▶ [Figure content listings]
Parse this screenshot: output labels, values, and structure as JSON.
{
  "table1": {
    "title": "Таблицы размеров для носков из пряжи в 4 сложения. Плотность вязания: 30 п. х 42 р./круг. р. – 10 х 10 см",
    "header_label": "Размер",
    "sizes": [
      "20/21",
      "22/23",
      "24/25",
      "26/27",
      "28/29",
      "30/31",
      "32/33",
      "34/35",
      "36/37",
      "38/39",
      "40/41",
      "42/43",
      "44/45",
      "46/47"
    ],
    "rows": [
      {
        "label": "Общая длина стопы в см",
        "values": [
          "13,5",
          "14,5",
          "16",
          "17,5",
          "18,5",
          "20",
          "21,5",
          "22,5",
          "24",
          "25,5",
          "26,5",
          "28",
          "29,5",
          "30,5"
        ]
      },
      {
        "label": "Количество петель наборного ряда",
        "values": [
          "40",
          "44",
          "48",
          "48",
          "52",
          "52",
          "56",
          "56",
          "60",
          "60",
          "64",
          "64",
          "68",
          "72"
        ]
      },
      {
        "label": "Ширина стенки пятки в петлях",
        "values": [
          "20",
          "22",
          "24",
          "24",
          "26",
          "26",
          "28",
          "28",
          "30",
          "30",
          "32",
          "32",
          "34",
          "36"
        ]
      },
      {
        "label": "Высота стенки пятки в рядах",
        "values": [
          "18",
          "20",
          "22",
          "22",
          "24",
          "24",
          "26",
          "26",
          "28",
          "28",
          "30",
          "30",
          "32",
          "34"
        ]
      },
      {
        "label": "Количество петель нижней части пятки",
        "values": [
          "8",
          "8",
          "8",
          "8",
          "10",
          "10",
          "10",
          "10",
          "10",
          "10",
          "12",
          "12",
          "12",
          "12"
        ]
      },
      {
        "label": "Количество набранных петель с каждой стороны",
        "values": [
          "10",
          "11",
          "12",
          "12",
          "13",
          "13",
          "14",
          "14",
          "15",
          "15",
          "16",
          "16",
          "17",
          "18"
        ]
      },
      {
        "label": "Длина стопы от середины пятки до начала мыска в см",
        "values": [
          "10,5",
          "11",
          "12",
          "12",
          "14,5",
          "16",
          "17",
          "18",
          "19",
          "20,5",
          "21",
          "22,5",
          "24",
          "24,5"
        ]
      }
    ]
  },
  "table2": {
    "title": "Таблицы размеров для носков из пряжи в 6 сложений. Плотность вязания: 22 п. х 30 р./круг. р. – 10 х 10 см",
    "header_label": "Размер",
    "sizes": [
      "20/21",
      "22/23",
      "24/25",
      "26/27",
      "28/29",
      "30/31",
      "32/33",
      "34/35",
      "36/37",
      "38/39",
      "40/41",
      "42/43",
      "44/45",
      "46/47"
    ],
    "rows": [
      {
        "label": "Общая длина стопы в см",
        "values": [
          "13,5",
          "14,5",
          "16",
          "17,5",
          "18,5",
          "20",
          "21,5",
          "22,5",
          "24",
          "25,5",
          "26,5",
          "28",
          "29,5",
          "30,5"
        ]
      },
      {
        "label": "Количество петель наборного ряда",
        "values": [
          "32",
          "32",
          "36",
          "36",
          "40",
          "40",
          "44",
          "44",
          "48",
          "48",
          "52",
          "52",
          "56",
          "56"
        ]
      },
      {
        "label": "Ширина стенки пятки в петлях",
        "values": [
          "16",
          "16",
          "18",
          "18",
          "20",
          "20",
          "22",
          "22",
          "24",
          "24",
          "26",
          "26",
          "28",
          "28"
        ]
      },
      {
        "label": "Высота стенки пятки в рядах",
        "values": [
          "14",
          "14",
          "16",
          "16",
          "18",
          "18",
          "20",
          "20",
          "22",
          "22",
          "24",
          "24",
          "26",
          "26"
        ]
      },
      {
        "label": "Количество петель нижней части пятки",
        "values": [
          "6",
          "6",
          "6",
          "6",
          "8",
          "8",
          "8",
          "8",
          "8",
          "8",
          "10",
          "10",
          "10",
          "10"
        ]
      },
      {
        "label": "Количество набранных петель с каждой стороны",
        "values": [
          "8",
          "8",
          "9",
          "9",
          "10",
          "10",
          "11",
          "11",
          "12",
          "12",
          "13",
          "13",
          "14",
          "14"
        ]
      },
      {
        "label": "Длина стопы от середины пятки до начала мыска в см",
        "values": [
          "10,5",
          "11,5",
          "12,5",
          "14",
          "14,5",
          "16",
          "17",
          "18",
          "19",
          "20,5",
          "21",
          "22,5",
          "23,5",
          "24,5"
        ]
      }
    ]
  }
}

▶ [STATED EXERCISE] Each line of the material must be restated exactly.

▶ [EXERCISE OUTPUT]
Parse this screenshot: output labels, values, and structure as JSON.
{
  "table1": {
    "title": "Таблицы размеров для носков из пряжи в 4 сложения. Плотность вязания: 30 п. х 42 р./круг. р. – 10 х 10 см",
    "header_label": "Размер",
    "sizes": [
      "20/21",
      "22/23",
      "24/25",
      "26/27",
      "28/29",
      "30/31",
      "32/33",
      "34/35",
      "36/37",
      "38/39",
      "40/41",
      "42/43",
      "44/45",
      "46/47"
    ],
    "rows": [
      {
        "label": "Общая длина стопы в см",
        "values": [
          "13,5",
          "14,5",
          "16",
          "17,5",
          "18,5",
          "20",
          "21,5",
          "22,5",
          "24",
          "25,5",
          "26,5",
          "28",
          "29,5",
          "30,5"
        ]
      },
      {
        "label": "Количество петель наборного ряда",
        "values": [
          "40",
          "44",
          "48",
          "48",
          "52",
          "52",
          "56",
          "56",
          "60",
          "60",
          "64",
          "64",
          "68",
          "72"
        ]
      },
      {
        "label": "Ширина стенки пятки в петлях",
        "values": [
          "20",
          "22",
          "24",
          "24",
          "26",
          "26",
          "28",
          "28",
          "30",
          "30",
          "32",
          "32",
          "34",
          "36"
        ]
      },
      {
        "label": "Высота стенки пятки в рядах",
        "values": [
          "18",
          "20",
          "22",
          "22",
          "24",
          "24",
          "26",
          "26",
          "28",
          "28",
          "30",
          "30",
          "32",
          "34"
        ]
      },
      {
        "label": "Количество петель нижней части пятки",
        "values": [
          "8",
          "8",
          "8",
          "8",
          "10",
          "10",
          "10",
          "10",
          "10",
          "10",
          "12",
          "12",
          "12",
          "12"
        ]
      },
      {
        "label": "Количество набранных петель с каждой стороны",
        "values": [
          "10",
          "11",
          "12",
          "12",
          "13",
          "13",
          "14",
          "14",
          "15",
          "15",
          "16",
          "16",
          "17",
          "18"
        ]
      },
      {
        "label": "Длина стопы от середины пятки до начала мыска в см",
        "values": [
          "10,5",
          "11",
          "12",
          "12",
          "14,5",
          "16",
          "17",
          "18",
          "19",
          "20,5",
          "21",
          "22,5",
          "24",
          "24,5"
        ]
      }
    ]
  },
  "table2": {
    "title": "Таблицы размеров для носков из пряжи в 6 сложений. Плотность вязания: 22 п. х 30 р./круг. р. – 10 х 10 см",
    "header_label": "Размер",
    "sizes": [
      "20/21",
      "22/23",
      "24/25",
      "26/27",
      "28/29",
      "30/31",
      "32/33",
      "34/35",
      "36/37",
      "38/39",
      "40/41",
      "42/43",
      "44/45",
      "46/47"
    ],
    "rows": [
      {
        "label": "Общая длина стопы в см",
        "values": [
          "13,5",
          "14,5",
          "16",
          "17,5",
          "18,5",
          "20",
          "21,5",
          "22,5",
          "24",
          "25,5",
          "26,5",
          "28",
          "29,5",
          "30,5"
        ]
      },
      {
        "label": "Количество петель наборного ряда",
        "values": [
          "32",
          "32",
          "36",
          "36",
          "40",
          "40",
          "44",
          "44",
          "48",
          "48",
          "52",
          "52",
          "56",
          "56"
        ]
      },
      {
        "label": "Ширина стенки пятки в петлях",
        "values": [
          "16",
          "16",
          "18",
          "18",
          "20",
          "20",
          "22",
          "22",
          "24",
          "24",
          "26",
          "26",
          "28",
          "28"
        ]
      },
      {
        "label": "Высота стенки пятки в рядах",
        "values": [
          "14",
          "14",
          "16",
          "16",
          "18",
          "18",
          "20",
          "20",
          "22",
          "22",
          "24",
          "24",
          "26",
          "26"
        ]
      },
      {
        "label": "Количество петель нижней части пятки",
        "values": [
          "6",
          "6",
          "6",
          "6",
          "8",
          "8",
          "8",
          "8",
          "8",
          "8",
          "10",
          "10",
          "10",
          "10"
        ]
      },
      {
        "label": "Количество набранных петель с каждой стороны",
        "values": [
          "8",
          "8",
          "9",
          "9",
          "10",
          "10",
          "11",
          "11",
          "12",
          "12",
          "13",
          "13",
          "14",
          "14"
        ]
      },
      {
        "label": "Длина стопы от середины пятки до начала мыска в см",
        "values": [
          "10,5",
          "11,5",
          "12,5",
          "14",
          "14,5",
          "16",
          "17",
          "18",
          "19",
          "20,5",
          "21",
          "22,5",
          "23,5",
          "24,5"
        ]
      }
    ]
  }
}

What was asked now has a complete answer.